EXERCISE TASK =>
List all lines of the data containing the word "допускается".

Dataset excerpt
● ● ●

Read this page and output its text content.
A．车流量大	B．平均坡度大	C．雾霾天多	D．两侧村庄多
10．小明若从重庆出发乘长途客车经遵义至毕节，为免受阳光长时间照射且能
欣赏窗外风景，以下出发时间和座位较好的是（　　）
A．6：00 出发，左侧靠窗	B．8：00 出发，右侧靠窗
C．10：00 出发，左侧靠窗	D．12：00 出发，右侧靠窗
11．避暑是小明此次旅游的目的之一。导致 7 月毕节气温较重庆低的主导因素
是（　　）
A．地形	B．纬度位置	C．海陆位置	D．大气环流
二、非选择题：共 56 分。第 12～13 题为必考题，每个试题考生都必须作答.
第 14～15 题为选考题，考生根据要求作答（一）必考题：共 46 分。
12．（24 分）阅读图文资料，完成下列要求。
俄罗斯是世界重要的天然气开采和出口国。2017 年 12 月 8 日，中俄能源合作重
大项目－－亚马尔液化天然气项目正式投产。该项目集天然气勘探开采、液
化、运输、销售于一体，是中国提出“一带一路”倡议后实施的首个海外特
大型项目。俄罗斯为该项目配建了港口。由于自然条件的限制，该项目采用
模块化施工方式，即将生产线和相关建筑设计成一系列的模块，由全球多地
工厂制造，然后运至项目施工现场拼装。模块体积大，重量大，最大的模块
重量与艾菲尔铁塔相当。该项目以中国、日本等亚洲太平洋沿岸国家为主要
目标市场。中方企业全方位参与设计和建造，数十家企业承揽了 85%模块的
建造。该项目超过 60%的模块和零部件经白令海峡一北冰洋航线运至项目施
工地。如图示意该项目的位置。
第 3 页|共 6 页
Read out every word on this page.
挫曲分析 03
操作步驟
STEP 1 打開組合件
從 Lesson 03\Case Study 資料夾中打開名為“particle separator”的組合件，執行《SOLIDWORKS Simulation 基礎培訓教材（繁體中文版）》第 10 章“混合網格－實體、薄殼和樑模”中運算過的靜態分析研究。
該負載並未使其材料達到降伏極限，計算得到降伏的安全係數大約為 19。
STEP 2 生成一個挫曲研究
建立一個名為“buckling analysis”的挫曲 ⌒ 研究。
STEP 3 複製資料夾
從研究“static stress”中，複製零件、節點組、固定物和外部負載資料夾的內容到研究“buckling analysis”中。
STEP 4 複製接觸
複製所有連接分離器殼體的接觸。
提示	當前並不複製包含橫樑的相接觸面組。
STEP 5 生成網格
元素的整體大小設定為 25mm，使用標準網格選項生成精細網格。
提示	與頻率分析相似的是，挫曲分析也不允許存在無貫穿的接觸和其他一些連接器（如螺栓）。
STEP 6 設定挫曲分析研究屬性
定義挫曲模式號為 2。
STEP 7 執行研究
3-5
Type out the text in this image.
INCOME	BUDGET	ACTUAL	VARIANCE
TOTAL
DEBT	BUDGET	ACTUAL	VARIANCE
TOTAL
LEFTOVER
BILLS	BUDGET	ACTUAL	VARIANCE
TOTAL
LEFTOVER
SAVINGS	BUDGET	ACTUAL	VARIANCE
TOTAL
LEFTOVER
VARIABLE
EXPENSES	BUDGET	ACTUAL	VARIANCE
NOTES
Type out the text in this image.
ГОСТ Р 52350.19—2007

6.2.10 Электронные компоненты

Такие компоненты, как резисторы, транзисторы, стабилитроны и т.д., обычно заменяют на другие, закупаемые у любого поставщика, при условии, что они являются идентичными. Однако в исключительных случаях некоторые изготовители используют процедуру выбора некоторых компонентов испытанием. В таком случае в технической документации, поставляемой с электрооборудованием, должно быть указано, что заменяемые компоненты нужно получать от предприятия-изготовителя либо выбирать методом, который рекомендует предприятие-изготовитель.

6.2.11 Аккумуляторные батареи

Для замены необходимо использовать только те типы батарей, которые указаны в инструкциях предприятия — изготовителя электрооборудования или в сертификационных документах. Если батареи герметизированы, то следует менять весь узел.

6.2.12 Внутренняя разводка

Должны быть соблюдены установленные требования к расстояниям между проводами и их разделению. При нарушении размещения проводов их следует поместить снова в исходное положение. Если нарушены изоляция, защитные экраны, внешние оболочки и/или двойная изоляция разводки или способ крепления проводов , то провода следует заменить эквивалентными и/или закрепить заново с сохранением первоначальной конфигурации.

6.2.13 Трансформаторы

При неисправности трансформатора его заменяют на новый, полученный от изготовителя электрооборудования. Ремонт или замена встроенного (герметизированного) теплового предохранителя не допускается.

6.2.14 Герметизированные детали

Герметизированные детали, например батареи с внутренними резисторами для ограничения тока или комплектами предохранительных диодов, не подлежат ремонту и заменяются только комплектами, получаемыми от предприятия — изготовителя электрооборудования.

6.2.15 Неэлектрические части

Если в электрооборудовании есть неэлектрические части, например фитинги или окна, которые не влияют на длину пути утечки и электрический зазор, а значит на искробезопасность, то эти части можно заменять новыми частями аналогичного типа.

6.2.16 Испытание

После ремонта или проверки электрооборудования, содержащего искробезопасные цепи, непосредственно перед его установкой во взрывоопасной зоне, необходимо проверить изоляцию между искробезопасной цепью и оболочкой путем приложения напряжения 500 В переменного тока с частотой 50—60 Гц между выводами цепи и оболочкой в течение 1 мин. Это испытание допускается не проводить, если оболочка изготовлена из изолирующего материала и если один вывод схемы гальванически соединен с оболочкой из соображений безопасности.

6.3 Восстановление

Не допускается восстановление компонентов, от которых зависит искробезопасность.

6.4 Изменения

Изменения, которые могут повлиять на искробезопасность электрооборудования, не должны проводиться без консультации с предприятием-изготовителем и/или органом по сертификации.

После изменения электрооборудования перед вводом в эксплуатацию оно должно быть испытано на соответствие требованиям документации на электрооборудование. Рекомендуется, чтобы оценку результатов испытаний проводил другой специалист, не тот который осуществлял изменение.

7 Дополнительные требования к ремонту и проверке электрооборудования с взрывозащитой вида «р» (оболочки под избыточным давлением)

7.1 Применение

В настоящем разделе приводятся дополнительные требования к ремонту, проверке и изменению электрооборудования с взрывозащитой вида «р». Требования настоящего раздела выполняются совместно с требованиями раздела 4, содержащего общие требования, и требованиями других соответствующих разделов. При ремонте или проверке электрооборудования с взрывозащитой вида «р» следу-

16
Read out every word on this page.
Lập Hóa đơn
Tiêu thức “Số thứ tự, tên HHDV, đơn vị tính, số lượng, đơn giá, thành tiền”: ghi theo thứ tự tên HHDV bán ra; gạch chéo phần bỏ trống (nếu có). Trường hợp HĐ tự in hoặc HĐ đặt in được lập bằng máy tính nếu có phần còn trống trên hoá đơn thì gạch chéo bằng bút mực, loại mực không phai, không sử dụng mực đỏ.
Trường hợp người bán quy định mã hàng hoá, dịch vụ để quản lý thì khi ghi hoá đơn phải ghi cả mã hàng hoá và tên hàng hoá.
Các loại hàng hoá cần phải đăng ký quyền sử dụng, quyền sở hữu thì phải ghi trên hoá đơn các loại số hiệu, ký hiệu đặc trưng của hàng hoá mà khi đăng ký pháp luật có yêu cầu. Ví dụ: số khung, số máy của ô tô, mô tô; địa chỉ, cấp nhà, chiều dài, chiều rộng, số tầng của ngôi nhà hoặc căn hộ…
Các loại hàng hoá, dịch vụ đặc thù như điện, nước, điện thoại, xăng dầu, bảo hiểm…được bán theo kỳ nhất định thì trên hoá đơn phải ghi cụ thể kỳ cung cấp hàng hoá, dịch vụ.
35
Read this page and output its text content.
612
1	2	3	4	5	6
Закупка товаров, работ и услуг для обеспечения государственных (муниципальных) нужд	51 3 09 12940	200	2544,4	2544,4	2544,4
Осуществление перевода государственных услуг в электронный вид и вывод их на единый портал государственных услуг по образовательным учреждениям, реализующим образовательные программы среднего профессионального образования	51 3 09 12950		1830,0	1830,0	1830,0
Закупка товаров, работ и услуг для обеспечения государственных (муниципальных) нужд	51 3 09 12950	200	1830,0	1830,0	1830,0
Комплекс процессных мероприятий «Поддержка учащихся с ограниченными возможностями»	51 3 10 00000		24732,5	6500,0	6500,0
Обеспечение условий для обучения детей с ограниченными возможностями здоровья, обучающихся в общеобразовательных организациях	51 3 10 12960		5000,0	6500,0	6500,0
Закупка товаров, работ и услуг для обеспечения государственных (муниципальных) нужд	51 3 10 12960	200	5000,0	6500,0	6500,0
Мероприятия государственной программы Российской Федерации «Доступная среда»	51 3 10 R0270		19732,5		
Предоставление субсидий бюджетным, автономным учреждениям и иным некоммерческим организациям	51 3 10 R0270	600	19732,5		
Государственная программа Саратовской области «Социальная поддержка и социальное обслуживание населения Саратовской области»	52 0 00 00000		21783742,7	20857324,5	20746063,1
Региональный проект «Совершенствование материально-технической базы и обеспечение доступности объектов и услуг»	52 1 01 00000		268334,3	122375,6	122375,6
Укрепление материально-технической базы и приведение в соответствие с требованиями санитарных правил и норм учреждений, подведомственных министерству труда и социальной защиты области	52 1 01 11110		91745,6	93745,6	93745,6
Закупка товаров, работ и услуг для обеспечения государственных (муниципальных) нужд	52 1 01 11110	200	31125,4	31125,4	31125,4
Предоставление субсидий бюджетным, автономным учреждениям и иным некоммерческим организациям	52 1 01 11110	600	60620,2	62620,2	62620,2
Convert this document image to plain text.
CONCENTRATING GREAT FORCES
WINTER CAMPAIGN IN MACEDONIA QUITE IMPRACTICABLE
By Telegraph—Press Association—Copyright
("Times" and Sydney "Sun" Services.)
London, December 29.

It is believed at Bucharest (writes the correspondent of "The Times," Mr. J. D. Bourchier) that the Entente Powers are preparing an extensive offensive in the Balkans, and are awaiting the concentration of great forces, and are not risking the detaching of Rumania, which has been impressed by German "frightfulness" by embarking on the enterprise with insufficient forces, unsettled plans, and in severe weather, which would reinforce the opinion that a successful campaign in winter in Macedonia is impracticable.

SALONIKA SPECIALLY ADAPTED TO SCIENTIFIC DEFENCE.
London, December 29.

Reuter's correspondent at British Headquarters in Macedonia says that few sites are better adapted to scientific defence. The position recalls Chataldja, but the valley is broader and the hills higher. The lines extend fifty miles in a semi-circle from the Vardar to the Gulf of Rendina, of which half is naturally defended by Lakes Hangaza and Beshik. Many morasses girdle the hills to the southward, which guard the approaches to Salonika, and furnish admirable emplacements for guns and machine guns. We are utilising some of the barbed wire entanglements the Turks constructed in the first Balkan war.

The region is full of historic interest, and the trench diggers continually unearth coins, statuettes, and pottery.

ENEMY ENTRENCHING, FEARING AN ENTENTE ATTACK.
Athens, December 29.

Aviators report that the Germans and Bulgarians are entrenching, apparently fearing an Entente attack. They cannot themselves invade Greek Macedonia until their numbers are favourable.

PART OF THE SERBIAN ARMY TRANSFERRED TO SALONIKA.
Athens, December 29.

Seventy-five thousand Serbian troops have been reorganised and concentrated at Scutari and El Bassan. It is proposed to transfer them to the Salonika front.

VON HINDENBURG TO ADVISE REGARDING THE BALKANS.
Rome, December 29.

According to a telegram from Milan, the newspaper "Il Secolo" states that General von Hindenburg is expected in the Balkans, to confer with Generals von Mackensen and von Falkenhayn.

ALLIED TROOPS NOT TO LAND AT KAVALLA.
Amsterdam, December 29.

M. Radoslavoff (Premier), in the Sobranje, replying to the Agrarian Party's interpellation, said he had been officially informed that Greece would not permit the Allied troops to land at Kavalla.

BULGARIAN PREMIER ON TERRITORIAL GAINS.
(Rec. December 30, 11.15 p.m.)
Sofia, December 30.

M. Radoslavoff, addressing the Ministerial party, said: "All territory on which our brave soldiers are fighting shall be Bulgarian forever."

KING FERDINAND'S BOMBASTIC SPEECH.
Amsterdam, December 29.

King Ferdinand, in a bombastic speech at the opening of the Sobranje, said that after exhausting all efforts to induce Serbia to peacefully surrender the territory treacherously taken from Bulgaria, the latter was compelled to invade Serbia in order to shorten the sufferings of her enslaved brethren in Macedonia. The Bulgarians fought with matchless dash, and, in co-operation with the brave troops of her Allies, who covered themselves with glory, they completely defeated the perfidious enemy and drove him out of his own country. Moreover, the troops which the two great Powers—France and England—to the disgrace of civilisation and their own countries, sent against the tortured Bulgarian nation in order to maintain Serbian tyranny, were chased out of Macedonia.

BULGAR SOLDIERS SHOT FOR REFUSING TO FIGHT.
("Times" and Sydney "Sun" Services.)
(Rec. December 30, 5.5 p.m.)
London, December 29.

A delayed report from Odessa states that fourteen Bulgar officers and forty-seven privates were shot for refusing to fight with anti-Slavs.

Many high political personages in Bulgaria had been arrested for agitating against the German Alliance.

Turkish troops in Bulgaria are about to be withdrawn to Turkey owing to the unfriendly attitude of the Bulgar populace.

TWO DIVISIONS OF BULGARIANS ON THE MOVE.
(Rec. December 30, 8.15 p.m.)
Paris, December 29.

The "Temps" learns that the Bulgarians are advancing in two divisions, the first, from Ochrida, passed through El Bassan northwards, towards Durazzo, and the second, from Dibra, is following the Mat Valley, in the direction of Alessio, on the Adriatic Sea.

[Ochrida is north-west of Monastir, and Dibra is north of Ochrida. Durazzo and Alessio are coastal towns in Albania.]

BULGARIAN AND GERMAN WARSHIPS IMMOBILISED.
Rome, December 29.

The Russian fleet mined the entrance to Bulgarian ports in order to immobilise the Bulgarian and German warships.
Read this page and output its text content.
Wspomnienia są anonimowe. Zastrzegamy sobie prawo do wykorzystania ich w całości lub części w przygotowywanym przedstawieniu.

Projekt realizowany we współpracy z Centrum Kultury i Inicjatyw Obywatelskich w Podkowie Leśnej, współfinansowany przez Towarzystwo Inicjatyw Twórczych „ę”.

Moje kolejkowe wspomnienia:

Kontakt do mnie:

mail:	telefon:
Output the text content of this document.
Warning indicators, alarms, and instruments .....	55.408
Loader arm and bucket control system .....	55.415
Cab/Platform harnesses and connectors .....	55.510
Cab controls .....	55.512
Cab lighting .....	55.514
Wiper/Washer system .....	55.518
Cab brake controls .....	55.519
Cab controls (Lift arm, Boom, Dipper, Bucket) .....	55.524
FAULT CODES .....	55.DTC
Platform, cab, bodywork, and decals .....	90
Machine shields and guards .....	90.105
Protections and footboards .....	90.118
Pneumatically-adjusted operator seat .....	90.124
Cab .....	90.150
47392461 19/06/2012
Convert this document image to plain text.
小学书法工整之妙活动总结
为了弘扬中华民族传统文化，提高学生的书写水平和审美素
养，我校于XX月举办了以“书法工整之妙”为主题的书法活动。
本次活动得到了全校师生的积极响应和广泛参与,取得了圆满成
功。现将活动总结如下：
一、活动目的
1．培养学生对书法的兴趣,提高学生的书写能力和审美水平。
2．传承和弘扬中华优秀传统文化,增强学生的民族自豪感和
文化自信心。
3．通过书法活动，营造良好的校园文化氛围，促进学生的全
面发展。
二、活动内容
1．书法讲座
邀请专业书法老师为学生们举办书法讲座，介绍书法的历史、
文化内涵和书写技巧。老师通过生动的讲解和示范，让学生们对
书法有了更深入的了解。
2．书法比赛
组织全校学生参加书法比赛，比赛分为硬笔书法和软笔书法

● ● ●

OUTPUT =>
При неисправности трансформатора его заменяют на новый, полученный от изготовителя электрооборудования. Ремонт или замена встроенного (герметизированного) теплового предохранителя не допускается.
После ремонта или проверки электрооборудования, содержащего искробезопасные цепи, непосредственно перед его установкой во взрывоопасной зоне, необходимо проверить изоляцию между искробезопасной цепью и оболочкой путем приложения напряжения 500 В переменного тока с частотой 50—60 Гц между выводами цепи и оболочкой в течение 1 мин. Это испытание допускается не проводить, если оболочка изготовлена из изолирующего материала и если один вывод схемы гальванически соединен с оболочкой из соображений безопасности.
Не допускается восстановление компонентов, от которых зависит искробезопасность.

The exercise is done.